Data for processing:
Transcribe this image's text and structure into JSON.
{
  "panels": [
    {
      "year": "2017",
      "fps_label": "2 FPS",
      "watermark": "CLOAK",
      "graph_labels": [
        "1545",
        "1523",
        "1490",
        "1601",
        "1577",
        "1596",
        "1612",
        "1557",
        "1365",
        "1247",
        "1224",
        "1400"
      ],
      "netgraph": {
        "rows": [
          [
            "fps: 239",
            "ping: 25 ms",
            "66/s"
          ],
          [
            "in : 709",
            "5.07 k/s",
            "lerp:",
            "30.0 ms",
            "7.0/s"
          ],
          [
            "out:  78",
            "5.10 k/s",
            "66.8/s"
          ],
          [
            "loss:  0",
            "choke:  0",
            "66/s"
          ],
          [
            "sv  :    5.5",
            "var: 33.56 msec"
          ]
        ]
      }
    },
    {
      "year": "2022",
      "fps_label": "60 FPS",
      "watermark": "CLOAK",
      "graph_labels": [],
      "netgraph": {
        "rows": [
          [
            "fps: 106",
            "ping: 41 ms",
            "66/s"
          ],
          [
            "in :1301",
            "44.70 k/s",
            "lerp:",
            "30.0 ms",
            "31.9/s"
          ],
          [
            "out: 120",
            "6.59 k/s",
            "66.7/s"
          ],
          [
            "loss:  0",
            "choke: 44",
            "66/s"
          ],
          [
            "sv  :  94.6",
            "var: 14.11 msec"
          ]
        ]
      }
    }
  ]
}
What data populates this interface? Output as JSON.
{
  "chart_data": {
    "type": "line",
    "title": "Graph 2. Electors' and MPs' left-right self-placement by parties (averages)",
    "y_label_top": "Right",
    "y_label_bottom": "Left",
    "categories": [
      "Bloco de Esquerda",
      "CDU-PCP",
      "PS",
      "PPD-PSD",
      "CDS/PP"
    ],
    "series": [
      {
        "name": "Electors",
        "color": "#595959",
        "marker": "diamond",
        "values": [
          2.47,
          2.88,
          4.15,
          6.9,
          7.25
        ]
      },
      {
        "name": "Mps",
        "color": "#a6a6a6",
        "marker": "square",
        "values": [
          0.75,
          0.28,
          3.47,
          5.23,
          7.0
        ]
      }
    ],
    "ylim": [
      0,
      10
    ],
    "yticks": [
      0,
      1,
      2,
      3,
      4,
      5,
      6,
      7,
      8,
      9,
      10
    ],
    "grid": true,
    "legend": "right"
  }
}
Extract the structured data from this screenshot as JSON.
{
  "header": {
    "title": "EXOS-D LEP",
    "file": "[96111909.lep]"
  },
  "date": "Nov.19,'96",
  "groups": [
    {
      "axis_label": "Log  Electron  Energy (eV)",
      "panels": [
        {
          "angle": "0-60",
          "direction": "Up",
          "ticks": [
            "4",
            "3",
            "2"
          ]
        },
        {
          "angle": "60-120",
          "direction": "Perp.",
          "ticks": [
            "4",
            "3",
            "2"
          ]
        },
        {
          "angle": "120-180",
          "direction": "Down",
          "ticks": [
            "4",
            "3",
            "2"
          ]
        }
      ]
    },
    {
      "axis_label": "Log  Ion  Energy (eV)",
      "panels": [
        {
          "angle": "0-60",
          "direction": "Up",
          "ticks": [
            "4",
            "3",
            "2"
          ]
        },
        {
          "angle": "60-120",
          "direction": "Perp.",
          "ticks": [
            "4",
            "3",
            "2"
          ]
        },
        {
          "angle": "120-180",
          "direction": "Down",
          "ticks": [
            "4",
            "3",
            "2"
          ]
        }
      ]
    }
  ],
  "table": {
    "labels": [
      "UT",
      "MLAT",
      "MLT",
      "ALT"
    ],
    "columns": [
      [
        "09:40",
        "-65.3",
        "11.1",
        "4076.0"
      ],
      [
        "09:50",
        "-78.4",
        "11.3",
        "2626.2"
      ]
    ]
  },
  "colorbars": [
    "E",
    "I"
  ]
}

Work required:
Using the records above, find and show each line with the string "title".

Reply:
    "title": "Graph 2. Electors' and MPs' left-right self-placement by parties (averages)",
    "title": "EXOS-D LEP",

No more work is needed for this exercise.